PROBLEM REQUIREMENTS. Copy each line below in which the string "icon" occurs.

________________

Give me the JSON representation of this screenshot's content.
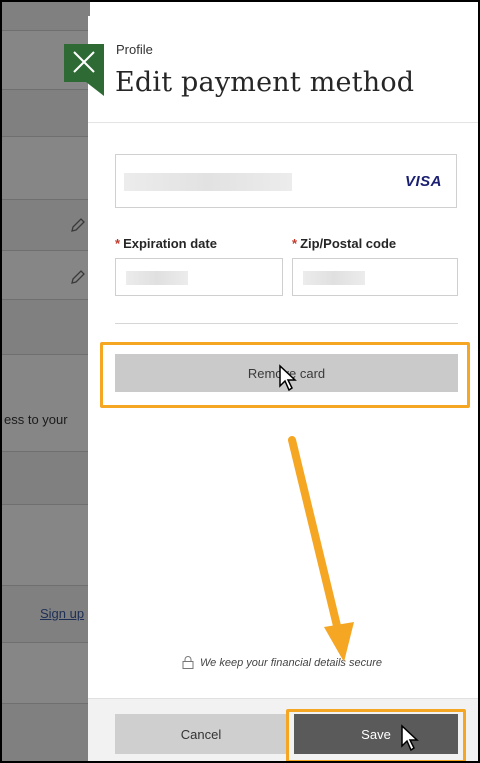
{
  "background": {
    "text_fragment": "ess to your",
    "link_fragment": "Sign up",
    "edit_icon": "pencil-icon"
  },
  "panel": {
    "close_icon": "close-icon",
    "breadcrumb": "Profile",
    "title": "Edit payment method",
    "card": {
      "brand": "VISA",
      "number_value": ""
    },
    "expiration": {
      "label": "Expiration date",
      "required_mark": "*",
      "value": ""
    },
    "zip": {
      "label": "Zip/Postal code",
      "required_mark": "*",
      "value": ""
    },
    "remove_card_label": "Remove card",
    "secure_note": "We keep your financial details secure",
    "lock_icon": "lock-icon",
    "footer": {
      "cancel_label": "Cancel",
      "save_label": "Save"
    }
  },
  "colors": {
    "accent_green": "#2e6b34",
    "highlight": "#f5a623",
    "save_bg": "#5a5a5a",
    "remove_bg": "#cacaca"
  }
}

________________

ANSWER TO THE TASK.
    "edit_icon": "pencil-icon"
    "close_icon": "close-icon",
    "lock_icon": "lock-icon",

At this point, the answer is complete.